▸ **DIRECTIONS**: Reproduce the records below in their entirety, character for character.

▸ **EXTRACTED INFORMATION**:
-------

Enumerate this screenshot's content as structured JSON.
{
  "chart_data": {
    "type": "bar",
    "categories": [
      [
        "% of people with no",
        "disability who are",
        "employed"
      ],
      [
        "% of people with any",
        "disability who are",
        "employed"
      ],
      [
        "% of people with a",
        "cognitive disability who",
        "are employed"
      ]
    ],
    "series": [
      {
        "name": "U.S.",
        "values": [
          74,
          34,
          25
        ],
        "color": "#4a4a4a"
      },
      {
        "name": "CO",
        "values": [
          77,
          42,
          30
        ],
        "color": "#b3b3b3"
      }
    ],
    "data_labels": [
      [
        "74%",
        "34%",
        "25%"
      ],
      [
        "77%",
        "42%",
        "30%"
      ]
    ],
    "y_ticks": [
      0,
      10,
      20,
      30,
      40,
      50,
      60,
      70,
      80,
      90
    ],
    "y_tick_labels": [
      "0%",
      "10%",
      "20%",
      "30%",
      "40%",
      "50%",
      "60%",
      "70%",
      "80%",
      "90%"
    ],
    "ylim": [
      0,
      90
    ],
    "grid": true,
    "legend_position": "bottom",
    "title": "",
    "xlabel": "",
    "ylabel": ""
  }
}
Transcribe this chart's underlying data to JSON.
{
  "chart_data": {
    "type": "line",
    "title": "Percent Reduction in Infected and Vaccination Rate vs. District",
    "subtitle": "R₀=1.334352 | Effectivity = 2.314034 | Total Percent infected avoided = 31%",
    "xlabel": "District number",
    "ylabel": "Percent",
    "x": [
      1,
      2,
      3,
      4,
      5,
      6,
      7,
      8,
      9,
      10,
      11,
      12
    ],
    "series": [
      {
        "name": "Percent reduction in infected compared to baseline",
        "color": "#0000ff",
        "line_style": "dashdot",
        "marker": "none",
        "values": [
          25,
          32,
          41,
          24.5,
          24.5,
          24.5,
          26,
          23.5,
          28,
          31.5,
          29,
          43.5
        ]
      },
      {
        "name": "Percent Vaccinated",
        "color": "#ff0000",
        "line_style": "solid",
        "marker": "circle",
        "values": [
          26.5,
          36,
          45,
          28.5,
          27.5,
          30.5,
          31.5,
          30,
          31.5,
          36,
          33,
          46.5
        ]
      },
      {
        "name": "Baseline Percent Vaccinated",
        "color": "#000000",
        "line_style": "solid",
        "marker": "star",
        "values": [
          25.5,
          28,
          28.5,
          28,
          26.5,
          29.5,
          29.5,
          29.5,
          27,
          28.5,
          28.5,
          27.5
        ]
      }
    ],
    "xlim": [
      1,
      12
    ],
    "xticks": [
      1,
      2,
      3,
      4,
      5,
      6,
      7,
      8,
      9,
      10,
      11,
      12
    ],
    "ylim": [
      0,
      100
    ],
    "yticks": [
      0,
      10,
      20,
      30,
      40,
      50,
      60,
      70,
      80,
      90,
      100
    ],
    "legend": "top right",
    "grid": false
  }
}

-------

▸ **CORRECT OUTPUT**:
Enumerate this screenshot's content as structured JSON.
{
  "chart_data": {
    "type": "bar",
    "categories": [
      [
        "% of people with no",
        "disability who are",
        "employed"
      ],
      [
        "% of people with any",
        "disability who are",
        "employed"
      ],
      [
        "% of people with a",
        "cognitive disability who",
        "are employed"
      ]
    ],
    "series": [
      {
        "name": "U.S.",
        "values": [
          74,
          34,
          25
        ],
        "color": "#4a4a4a"
      },
      {
        "name": "CO",
        "values": [
          77,
          42,
          30
        ],
        "color": "#b3b3b3"
      }
    ],
    "data_labels": [
      [
        "74%",
        "34%",
        "25%"
      ],
      [
        "77%",
        "42%",
        "30%"
      ]
    ],
    "y_ticks": [
      0,
      10,
      20,
      30,
      40,
      50,
      60,
      70,
      80,
      90
    ],
    "y_tick_labels": [
      "0%",
      "10%",
      "20%",
      "30%",
      "40%",
      "50%",
      "60%",
      "70%",
      "80%",
      "90%"
    ],
    "ylim": [
      0,
      90
    ],
    "grid": true,
    "legend_position": "bottom",
    "title": "",
    "xlabel": "",
    "ylabel": ""
  }
}
Transcribe this chart's underlying data to JSON.
{
  "chart_data": {
    "type": "line",
    "title": "Percent Reduction in Infected and Vaccination Rate vs. District",
    "subtitle": "R₀=1.334352 | Effectivity = 2.314034 | Total Percent infected avoided = 31%",
    "xlabel": "District number",
    "ylabel": "Percent",
    "x": [
      1,
      2,
      3,
      4,
      5,
      6,
      7,
      8,
      9,
      10,
      11,
      12
    ],
    "series": [
      {
        "name": "Percent reduction in infected compared to baseline",
        "color": "#0000ff",
        "line_style": "dashdot",
        "marker": "none",
        "values": [
          25,
          32,
          41,
          24.5,
          24.5,
          24.5,
          26,
          23.5,
          28,
          31.5,
          29,
          43.5
        ]
      },
      {
        "name": "Percent Vaccinated",
        "color": "#ff0000",
        "line_style": "solid",
        "marker": "circle",
        "values": [
          26.5,
          36,
          45,
          28.5,
          27.5,
          30.5,
          31.5,
          30,
          31.5,
          36,
          33,
          46.5
        ]
      },
      {
        "name": "Baseline Percent Vaccinated",
        "color": "#000000",
        "line_style": "solid",
        "marker": "star",
        "values": [
          25.5,
          28,
          28.5,
          28,
          26.5,
          29.5,
          29.5,
          29.5,
          27,
          28.5,
          28.5,
          27.5
        ]
      }
    ],
    "xlim": [
      1,
      12
    ],
    "xticks": [
      1,
      2,
      3,
      4,
      5,
      6,
      7,
      8,
      9,
      10,
      11,
      12
    ],
    "ylim": [
      0,
      100
    ],
    "yticks": [
      0,
      10,
      20,
      30,
      40,
      50,
      60,
      70,
      80,
      90,
      100
    ],
    "legend": "top right",
    "grid": false
  }
}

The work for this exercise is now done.